Il 24 febbraio raduna al Cremlino i maggiorenti dell’industria come platea per il suo delirio televisivo: tutti inquadrati, tutti sanzionati. Ma le sanzioni funzionano, malgrado lo sprezzo del dittatore e gli artifici dei tecnici che lo servono durante una guerra a cui sarebbero contrari. Erano considerati riformisti, sono complici. I loro sforzi per «salvare l’economia» preservano piuttosto la macchina bellica.
In patria, i media di Stato si bevono rassicurazioni. «La guerra finirà a giorni», gli viene detto ogni giorno. Le testimonianze e le e-mail raccolte dal giornale americano raccontano anche la falsificazione della potenza militare. Nel ventennio putiniano, i bilanci del governo stanziano miliardi di rubli per modernizzare le forze armate, ma la corruzione sistemica se li mangia. Quando ci sono visite ufficiali, i comandi vanno nel panico. È il caso della base della Kantemirovskaya, una storica divisione corazzata, dove non funzionano neppure i bagni. Viene issata una facciata finta nella cosmesi per nascondere edifici cadenti.

***

■ Quesiti da risolvere
A. Trascrivi parola per parola la parte del brano che va da "In patria, i" fino a "nascondere edifici cadenti.".
B. Rispondi alle domande seguenti basandoti sul brano.
(i) In quale data e in quale luogo vengono radunati i maggiorenti dell'industria?
(ii) Che cosa stanziano i bilanci del governo nel ventennio putiniano per modernizzare le forze armate?
(iii) Che cosa non funziona nella base della Kantemirovskaya?

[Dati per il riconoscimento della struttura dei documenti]
***

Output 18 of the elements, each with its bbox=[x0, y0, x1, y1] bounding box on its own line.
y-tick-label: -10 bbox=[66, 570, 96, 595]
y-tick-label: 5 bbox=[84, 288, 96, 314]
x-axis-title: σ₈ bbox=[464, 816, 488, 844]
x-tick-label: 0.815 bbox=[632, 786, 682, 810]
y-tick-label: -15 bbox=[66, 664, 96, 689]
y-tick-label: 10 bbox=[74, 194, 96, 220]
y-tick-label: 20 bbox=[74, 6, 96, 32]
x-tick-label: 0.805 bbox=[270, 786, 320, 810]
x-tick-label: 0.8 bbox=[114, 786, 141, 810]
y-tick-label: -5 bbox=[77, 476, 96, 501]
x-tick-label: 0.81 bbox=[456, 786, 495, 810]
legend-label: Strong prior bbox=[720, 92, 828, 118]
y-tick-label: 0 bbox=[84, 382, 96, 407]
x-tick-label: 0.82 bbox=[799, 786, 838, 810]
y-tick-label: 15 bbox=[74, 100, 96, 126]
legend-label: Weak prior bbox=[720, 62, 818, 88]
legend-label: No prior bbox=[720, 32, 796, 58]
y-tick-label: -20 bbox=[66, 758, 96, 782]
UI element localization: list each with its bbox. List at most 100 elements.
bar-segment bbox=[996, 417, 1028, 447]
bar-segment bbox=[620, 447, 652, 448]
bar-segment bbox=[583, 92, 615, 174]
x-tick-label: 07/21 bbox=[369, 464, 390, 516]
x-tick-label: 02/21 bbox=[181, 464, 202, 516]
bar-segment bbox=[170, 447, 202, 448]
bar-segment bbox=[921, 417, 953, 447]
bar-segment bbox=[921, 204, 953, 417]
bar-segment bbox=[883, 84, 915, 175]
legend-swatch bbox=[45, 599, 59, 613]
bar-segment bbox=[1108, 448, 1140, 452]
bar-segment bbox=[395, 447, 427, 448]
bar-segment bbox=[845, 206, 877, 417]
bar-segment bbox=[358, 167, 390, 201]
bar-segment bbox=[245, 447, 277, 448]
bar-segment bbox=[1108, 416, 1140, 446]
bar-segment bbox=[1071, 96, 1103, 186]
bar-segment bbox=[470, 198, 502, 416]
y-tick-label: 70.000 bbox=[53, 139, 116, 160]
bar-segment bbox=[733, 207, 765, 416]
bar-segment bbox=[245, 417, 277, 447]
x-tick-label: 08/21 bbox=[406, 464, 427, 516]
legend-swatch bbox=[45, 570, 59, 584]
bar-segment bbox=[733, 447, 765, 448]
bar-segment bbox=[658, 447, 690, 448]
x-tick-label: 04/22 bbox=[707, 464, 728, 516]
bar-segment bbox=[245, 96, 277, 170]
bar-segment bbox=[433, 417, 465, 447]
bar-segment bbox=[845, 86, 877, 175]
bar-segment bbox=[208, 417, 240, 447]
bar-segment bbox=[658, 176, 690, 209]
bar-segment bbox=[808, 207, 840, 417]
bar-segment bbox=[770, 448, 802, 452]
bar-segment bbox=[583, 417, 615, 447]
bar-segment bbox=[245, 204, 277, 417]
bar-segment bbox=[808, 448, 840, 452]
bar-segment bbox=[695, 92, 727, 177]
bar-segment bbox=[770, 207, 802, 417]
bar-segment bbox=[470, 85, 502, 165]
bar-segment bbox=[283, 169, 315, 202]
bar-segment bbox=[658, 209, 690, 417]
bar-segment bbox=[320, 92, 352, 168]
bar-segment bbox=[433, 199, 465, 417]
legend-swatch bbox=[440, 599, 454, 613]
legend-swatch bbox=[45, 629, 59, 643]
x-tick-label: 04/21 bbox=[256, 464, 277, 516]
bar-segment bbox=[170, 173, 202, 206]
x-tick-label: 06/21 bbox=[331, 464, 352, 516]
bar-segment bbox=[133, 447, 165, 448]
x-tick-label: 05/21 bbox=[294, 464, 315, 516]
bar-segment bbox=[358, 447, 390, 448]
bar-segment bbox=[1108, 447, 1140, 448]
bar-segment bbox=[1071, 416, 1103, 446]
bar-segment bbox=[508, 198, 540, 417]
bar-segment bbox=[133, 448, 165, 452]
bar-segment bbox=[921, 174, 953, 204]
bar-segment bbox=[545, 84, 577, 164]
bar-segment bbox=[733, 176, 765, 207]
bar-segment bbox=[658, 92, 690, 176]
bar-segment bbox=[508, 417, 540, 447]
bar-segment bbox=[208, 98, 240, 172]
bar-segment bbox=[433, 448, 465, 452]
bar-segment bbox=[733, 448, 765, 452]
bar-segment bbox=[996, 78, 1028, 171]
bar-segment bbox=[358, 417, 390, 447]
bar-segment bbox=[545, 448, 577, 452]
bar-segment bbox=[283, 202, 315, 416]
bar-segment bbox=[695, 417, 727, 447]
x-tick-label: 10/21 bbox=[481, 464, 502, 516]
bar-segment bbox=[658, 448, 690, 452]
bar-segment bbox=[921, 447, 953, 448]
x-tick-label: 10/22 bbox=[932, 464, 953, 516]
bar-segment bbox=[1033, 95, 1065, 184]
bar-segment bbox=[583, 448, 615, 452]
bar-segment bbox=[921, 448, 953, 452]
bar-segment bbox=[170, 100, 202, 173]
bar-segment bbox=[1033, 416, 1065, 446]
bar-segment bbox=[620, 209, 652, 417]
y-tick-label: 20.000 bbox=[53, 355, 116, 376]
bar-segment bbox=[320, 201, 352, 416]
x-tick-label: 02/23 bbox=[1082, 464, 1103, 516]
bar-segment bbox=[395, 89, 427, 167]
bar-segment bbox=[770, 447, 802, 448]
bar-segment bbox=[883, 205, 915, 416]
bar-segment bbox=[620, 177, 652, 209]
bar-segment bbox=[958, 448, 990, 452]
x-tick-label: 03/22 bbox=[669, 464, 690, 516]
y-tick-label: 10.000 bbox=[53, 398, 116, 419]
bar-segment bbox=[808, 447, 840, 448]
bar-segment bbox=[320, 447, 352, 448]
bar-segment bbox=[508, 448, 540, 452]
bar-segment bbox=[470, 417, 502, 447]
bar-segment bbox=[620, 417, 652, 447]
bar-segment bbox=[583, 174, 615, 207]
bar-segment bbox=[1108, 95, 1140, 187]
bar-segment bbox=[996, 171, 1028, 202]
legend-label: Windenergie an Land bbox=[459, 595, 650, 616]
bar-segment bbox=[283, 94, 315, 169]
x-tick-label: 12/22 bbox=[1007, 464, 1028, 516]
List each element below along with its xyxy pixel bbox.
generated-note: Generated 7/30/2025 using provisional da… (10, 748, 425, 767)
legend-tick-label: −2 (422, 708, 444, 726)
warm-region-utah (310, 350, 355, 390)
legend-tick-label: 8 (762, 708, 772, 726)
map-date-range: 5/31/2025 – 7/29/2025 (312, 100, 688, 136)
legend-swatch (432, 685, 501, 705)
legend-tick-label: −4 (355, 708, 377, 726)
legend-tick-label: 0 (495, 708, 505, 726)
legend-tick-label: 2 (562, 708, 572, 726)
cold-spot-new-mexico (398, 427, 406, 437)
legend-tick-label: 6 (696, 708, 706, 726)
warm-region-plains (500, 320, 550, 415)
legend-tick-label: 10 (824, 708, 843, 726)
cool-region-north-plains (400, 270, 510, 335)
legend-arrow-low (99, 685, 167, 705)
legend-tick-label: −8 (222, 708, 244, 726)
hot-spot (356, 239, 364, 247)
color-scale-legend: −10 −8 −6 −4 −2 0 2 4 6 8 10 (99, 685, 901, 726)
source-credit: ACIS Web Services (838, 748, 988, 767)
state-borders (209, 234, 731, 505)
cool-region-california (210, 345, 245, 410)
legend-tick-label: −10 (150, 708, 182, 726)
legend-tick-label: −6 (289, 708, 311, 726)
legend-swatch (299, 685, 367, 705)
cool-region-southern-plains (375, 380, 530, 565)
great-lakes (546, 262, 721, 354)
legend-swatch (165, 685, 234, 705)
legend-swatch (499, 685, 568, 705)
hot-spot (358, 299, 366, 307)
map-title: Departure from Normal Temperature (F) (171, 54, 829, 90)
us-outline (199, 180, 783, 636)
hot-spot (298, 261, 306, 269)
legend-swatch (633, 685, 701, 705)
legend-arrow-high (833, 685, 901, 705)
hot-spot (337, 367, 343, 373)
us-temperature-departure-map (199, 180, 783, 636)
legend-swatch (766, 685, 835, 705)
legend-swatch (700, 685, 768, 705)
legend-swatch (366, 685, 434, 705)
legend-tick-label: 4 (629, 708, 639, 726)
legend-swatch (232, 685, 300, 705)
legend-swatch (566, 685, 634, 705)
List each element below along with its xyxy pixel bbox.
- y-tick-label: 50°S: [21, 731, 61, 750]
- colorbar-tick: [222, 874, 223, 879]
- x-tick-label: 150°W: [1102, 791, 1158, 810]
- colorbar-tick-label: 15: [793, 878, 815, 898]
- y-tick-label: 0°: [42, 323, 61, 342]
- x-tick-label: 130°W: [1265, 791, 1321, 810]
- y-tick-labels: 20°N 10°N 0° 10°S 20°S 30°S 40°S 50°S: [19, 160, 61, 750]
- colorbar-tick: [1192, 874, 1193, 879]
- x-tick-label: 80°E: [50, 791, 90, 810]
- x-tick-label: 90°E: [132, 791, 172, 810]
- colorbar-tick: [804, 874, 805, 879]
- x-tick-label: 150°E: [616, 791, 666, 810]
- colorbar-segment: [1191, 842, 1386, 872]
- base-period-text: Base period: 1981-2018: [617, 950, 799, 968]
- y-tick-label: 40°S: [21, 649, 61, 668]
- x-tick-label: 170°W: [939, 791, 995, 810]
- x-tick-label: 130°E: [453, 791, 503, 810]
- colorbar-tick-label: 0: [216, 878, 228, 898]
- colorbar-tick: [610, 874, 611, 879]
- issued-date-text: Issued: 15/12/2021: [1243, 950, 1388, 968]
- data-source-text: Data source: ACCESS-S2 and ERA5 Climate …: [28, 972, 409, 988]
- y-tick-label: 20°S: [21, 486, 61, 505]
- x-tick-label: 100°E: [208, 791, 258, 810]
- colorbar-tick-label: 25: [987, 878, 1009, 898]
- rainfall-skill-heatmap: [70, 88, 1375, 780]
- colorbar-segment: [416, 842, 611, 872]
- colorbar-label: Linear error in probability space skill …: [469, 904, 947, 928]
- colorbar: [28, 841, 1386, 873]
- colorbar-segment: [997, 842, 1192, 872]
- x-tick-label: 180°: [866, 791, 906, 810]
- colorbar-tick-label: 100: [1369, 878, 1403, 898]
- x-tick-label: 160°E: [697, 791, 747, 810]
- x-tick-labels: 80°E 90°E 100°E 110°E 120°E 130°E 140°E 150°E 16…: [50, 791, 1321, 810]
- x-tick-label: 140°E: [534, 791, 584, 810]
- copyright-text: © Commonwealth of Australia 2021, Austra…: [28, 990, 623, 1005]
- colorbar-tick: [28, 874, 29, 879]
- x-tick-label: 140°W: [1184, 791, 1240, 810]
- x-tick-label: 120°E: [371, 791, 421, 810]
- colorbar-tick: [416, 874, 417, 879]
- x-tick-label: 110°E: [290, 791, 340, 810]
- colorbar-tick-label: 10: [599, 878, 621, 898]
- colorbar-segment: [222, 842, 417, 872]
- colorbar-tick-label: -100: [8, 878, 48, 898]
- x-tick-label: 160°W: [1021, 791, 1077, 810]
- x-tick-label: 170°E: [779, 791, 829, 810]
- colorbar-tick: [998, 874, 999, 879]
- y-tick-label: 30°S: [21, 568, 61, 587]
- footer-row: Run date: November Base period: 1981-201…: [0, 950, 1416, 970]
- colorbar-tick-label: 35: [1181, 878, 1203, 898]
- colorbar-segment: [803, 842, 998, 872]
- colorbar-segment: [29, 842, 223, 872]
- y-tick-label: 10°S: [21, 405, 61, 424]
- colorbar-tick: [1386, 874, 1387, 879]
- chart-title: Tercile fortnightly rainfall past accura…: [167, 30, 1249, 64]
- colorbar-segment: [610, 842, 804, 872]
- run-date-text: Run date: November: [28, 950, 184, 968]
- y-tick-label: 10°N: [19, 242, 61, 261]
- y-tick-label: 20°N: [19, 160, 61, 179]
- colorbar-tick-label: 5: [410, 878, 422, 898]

***

■ Risultati
A.
In patria, i media di Stato si bevono rassicurazioni. «La guerra finirà a giorni», gli viene detto ogni giorno. Le testimonianze e le e-mail raccolte dal giornale americano raccontano anche la falsificazione della potenza militare. Nel ventennio putiniano, i bilanci del governo stanziano miliardi di rubli per modernizzare le forze armate, ma la corruzione sistemica se li mangia. Quando ci sono visite ufficiali, i comandi vanno nel panico. È il caso della base della Kantemirovskaya, una storica divisione corazzata, dove non funzionano neppure i bagni. Viene issata una facciata finta nella cosmesi per nascondere edifici cadenti.

B.
(i) Il 24 febbraio, al Cremlino.
(ii) Miliardi di rubli.
(iii) Non funzionano neppure i bagni.